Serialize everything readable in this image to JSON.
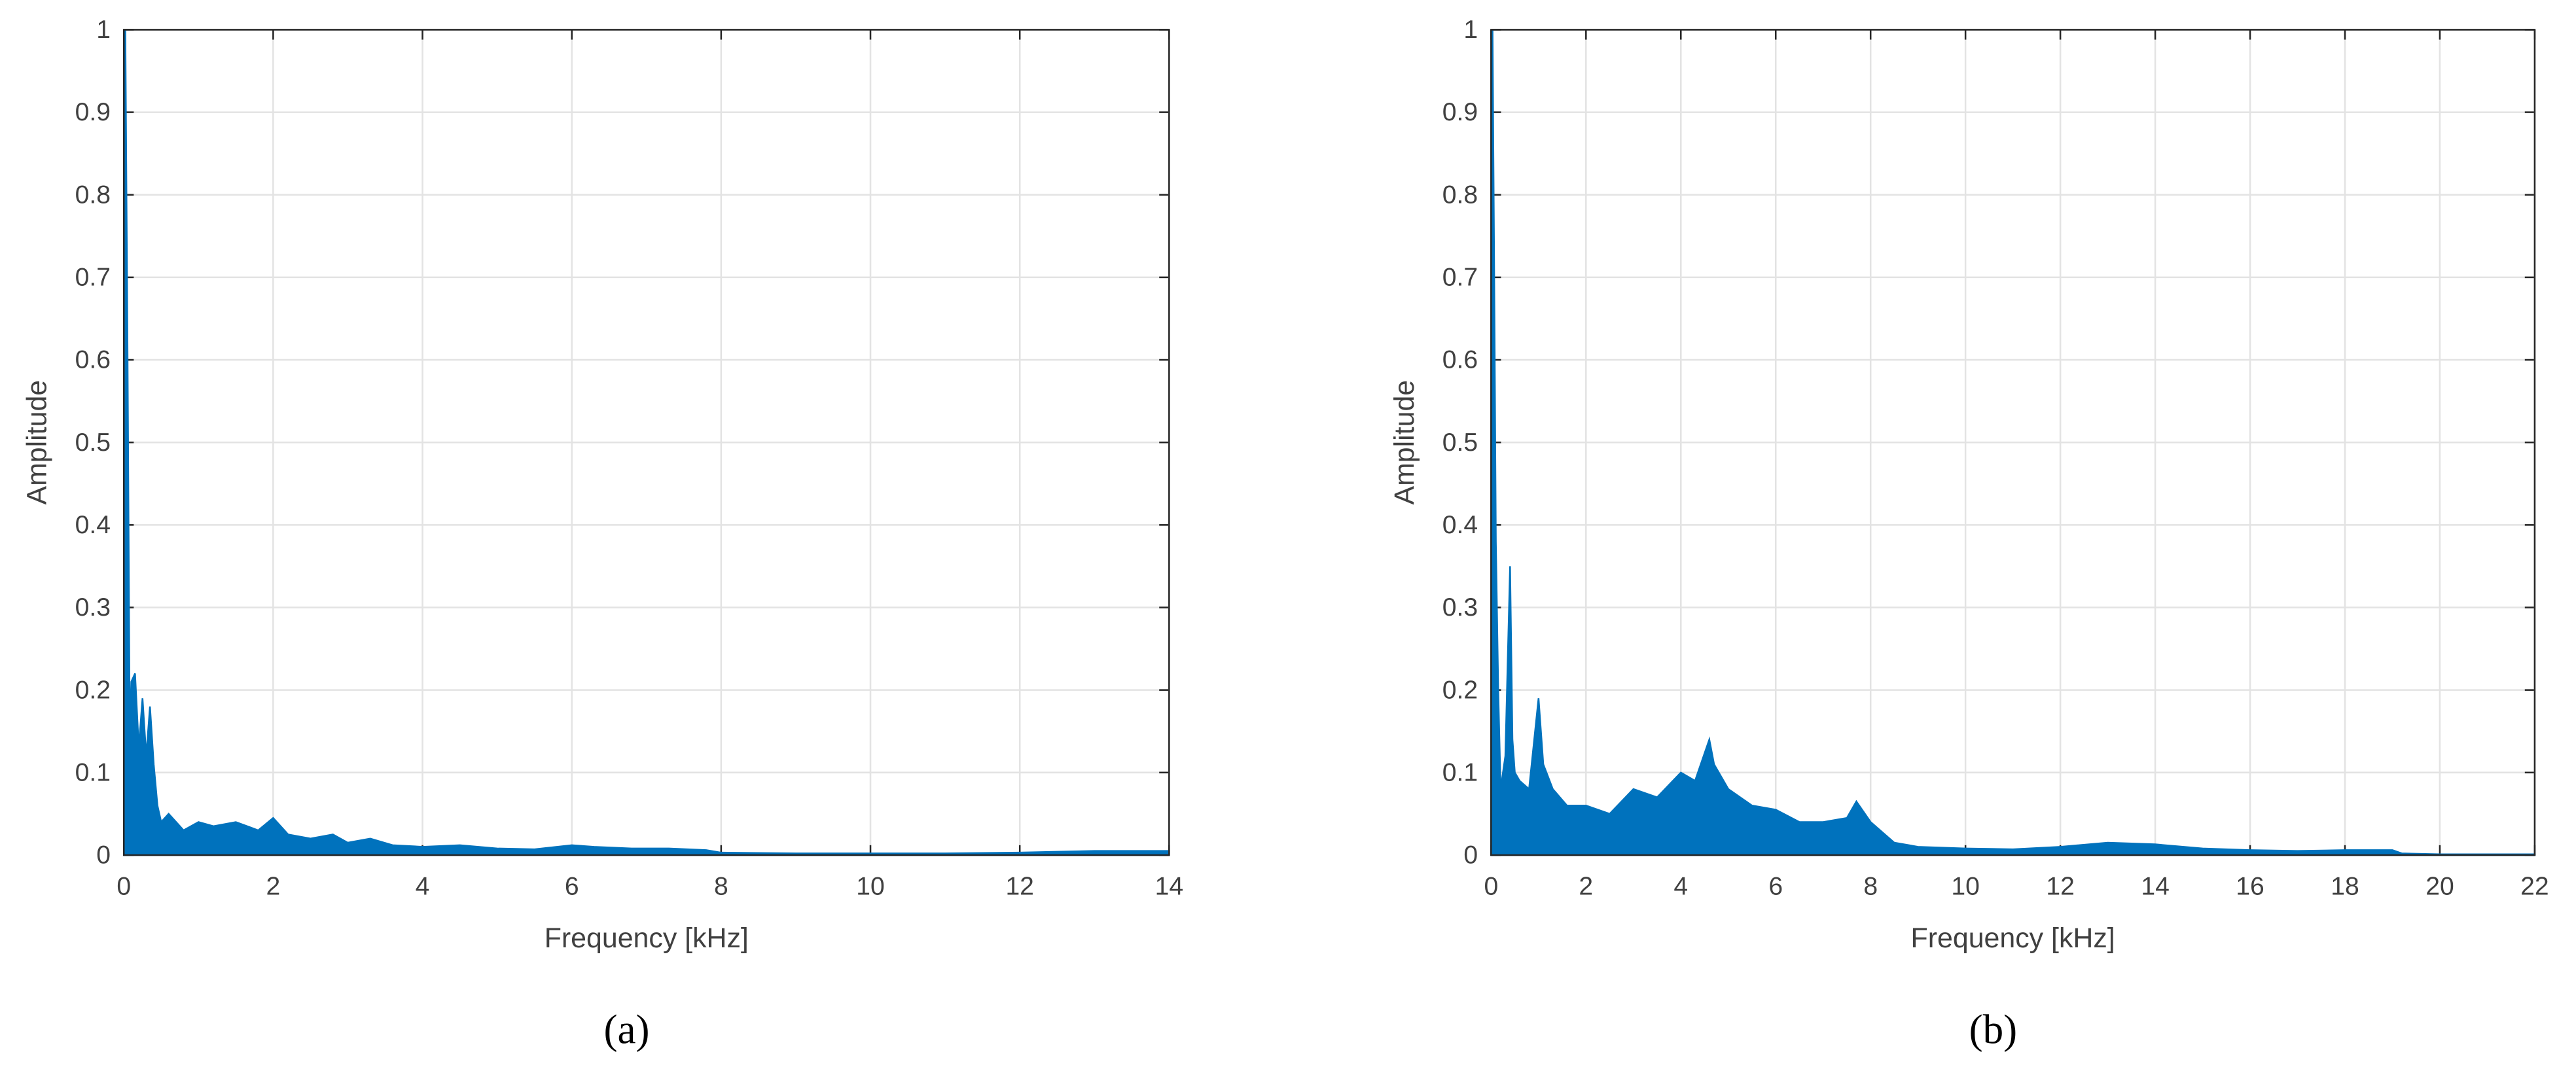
{
  "chart_data": [
    {
      "type": "area",
      "caption": "(a)",
      "xlabel": "Frequency [kHz]",
      "ylabel": "Amplitude",
      "xlim": [
        0,
        14
      ],
      "xticks": [
        0,
        2,
        4,
        6,
        8,
        10,
        12,
        14
      ],
      "ylim": [
        0,
        1
      ],
      "yticks": [
        0,
        0.1,
        0.2,
        0.3,
        0.4,
        0.5,
        0.6,
        0.7,
        0.8,
        0.9,
        1
      ],
      "grid": true,
      "series": [
        {
          "color": "#0072bd",
          "x": [
            0,
            0.02,
            0.05,
            0.08,
            0.1,
            0.15,
            0.2,
            0.25,
            0.3,
            0.35,
            0.4,
            0.45,
            0.5,
            0.6,
            0.8,
            1,
            1.2,
            1.5,
            1.8,
            2,
            2.2,
            2.5,
            2.8,
            3,
            3.3,
            3.6,
            4,
            4.5,
            5,
            5.5,
            6,
            6.3,
            6.8,
            7.3,
            7.8,
            8,
            9,
            10,
            11,
            12,
            12.5,
            13,
            14
          ],
          "values": [
            0,
            1.0,
            0.6,
            0.13,
            0.21,
            0.22,
            0.13,
            0.19,
            0.12,
            0.18,
            0.11,
            0.06,
            0.04,
            0.05,
            0.03,
            0.04,
            0.035,
            0.04,
            0.03,
            0.045,
            0.025,
            0.02,
            0.025,
            0.015,
            0.02,
            0.012,
            0.01,
            0.012,
            0.008,
            0.007,
            0.012,
            0.01,
            0.008,
            0.008,
            0.006,
            0.003,
            0.002,
            0.002,
            0.002,
            0.003,
            0.004,
            0.005,
            0.005
          ]
        }
      ]
    },
    {
      "type": "area",
      "caption": "(b)",
      "xlabel": "Frequency [kHz]",
      "ylabel": "Amplitude",
      "xlim": [
        0,
        22
      ],
      "xticks": [
        0,
        2,
        4,
        6,
        8,
        10,
        12,
        14,
        16,
        18,
        20,
        22
      ],
      "ylim": [
        0,
        1
      ],
      "yticks": [
        0,
        0.1,
        0.2,
        0.3,
        0.4,
        0.5,
        0.6,
        0.7,
        0.8,
        0.9,
        1
      ],
      "grid": true,
      "series": [
        {
          "color": "#0072bd",
          "x": [
            0,
            0.03,
            0.06,
            0.1,
            0.15,
            0.2,
            0.3,
            0.4,
            0.45,
            0.5,
            0.6,
            0.8,
            1,
            1.1,
            1.3,
            1.6,
            2,
            2.5,
            3,
            3.5,
            4,
            4.3,
            4.6,
            4.7,
            5,
            5.5,
            6,
            6.5,
            7,
            7.5,
            7.7,
            8,
            8.5,
            9,
            10,
            11,
            12,
            13,
            14,
            15,
            16,
            17,
            18,
            19,
            19.2,
            20,
            21,
            22
          ],
          "values": [
            0,
            1.0,
            0.75,
            0.38,
            0.2,
            0.08,
            0.12,
            0.35,
            0.14,
            0.1,
            0.09,
            0.08,
            0.19,
            0.11,
            0.08,
            0.06,
            0.06,
            0.05,
            0.08,
            0.07,
            0.1,
            0.09,
            0.14,
            0.11,
            0.08,
            0.06,
            0.055,
            0.04,
            0.04,
            0.045,
            0.065,
            0.04,
            0.015,
            0.01,
            0.008,
            0.007,
            0.01,
            0.015,
            0.013,
            0.008,
            0.006,
            0.005,
            0.006,
            0.006,
            0.002,
            0.001,
            0.001,
            0.001
          ]
        }
      ]
    }
  ]
}
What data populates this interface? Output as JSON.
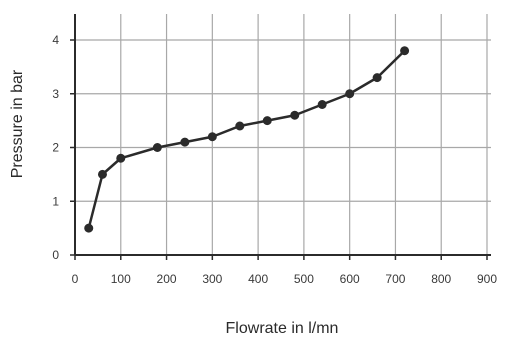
{
  "chart_data": {
    "type": "line",
    "xlabel": "Flowrate in l/mn",
    "ylabel": "Pressure in bar",
    "xlim": [
      0,
      900
    ],
    "ylim": [
      0,
      4
    ],
    "xticks": [
      0,
      100,
      200,
      300,
      400,
      500,
      600,
      700,
      800,
      900
    ],
    "yticks": [
      0,
      1,
      2,
      3,
      4
    ],
    "grid": true,
    "series": [
      {
        "x": [
          30,
          60,
          100,
          180,
          240,
          300,
          360,
          420,
          480,
          540,
          600,
          660,
          720
        ],
        "y": [
          0.5,
          1.5,
          1.8,
          2.0,
          2.1,
          2.2,
          2.4,
          2.5,
          2.6,
          2.8,
          3.0,
          3.3,
          3.8
        ]
      }
    ],
    "colors": {
      "line": "#2b2b2b",
      "grid": "#a8a8a8",
      "axis": "#2b2b2b"
    }
  }
}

▸ **Problem description**
Leave out every picture and copy the rest of the records exactly.

▸ **Worked answer**
Serialize everything readable in this image to JSON.
{
  "chart_data": [
    {
      "type": "area",
      "caption": "(a)",
      "xlabel": "Frequency [kHz]",
      "ylabel": "Amplitude",
      "xlim": [
        0,
        14
      ],
      "xticks": [
        0,
        2,
        4,
        6,
        8,
        10,
        12,
        14
      ],
      "ylim": [
        0,
        1
      ],
      "yticks": [
        0,
        0.1,
        0.2,
        0.3,
        0.4,
        0.5,
        0.6,
        0.7,
        0.8,
        0.9,
        1
      ],
      "grid": true,
      "series": [
        {
          "color": "#0072bd",
          "x": [
            0,
            0.02,
            0.05,
            0.08,
            0.1,
            0.15,
            0.2,
            0.25,
            0.3,
            0.35,
            0.4,
            0.45,
            0.5,
            0.6,
            0.8,
            1,
            1.2,
            1.5,
            1.8,
            2,
            2.2,
            2.5,
            2.8,
            3,
            3.3,
            3.6,
            4,
            4.5,
            5,
            5.5,
            6,
            6.3,
            6.8,
            7.3,
            7.8,
            8,
            9,
            10,
            11,
            12,
            12.5,
            13,
            14
          ],
          "values": [
            0,
            1.0,
            0.6,
            0.13,
            0.21,
            0.22,
            0.13,
            0.19,
            0.12,
            0.18,
            0.11,
            0.06,
            0.04,
            0.05,
            0.03,
            0.04,
            0.035,
            0.04,
            0.03,
            0.045,
            0.025,
            0.02,
            0.025,
            0.015,
            0.02,
            0.012,
            0.01,
            0.012,
            0.008,
            0.007,
            0.012,
            0.01,
            0.008,
            0.008,
            0.006,
            0.003,
            0.002,
            0.002,
            0.002,
            0.003,
            0.004,
            0.005,
            0.005
          ]
        }
      ]
    },
    {
      "type": "area",
      "caption": "(b)",
      "xlabel": "Frequency [kHz]",
      "ylabel": "Amplitude",
      "xlim": [
        0,
        22
      ],
      "xticks": [
        0,
        2,
        4,
        6,
        8,
        10,
        12,
        14,
        16,
        18,
        20,
        22
      ],
      "ylim": [
        0,
        1
      ],
      "yticks": [
        0,
        0.1,
        0.2,
        0.3,
        0.4,
        0.5,
        0.6,
        0.7,
        0.8,
        0.9,
        1
      ],
      "grid": true,
      "series": [
        {
          "color": "#0072bd",
          "x": [
            0,
            0.03,
            0.06,
            0.1,
            0.15,
            0.2,
            0.3,
            0.4,
            0.45,
            0.5,
            0.6,
            0.8,
            1,
            1.1,
            1.3,
            1.6,
            2,
            2.5,
            3,
            3.5,
            4,
            4.3,
            4.6,
            4.7,
            5,
            5.5,
            6,
            6.5,
            7,
            7.5,
            7.7,
            8,
            8.5,
            9,
            10,
            11,
            12,
            13,
            14,
            15,
            16,
            17,
            18,
            19,
            19.2,
            20,
            21,
            22
          ],
          "values": [
            0,
            1.0,
            0.75,
            0.38,
            0.2,
            0.08,
            0.12,
            0.35,
            0.14,
            0.1,
            0.09,
            0.08,
            0.19,
            0.11,
            0.08,
            0.06,
            0.06,
            0.05,
            0.08,
            0.07,
            0.1,
            0.09,
            0.14,
            0.11,
            0.08,
            0.06,
            0.055,
            0.04,
            0.04,
            0.045,
            0.065,
            0.04,
            0.015,
            0.01,
            0.008,
            0.007,
            0.01,
            0.015,
            0.013,
            0.008,
            0.006,
            0.005,
            0.006,
            0.006,
            0.002,
            0.001,
            0.001,
            0.001
          ]
        }
      ]
    }
  ]
}
What data populates this interface? Output as JSON.
{
  "chart_data": {
    "type": "line",
    "xlabel": "Flowrate in l/mn",
    "ylabel": "Pressure in bar",
    "xlim": [
      0,
      900
    ],
    "ylim": [
      0,
      4
    ],
    "xticks": [
      0,
      100,
      200,
      300,
      400,
      500,
      600,
      700,
      800,
      900
    ],
    "yticks": [
      0,
      1,
      2,
      3,
      4
    ],
    "grid": true,
    "series": [
      {
        "x": [
          30,
          60,
          100,
          180,
          240,
          300,
          360,
          420,
          480,
          540,
          600,
          660,
          720
        ],
        "y": [
          0.5,
          1.5,
          1.8,
          2.0,
          2.1,
          2.2,
          2.4,
          2.5,
          2.6,
          2.8,
          3.0,
          3.3,
          3.8
        ]
      }
    ],
    "colors": {
      "line": "#2b2b2b",
      "grid": "#a8a8a8",
      "axis": "#2b2b2b"
    }
  }
}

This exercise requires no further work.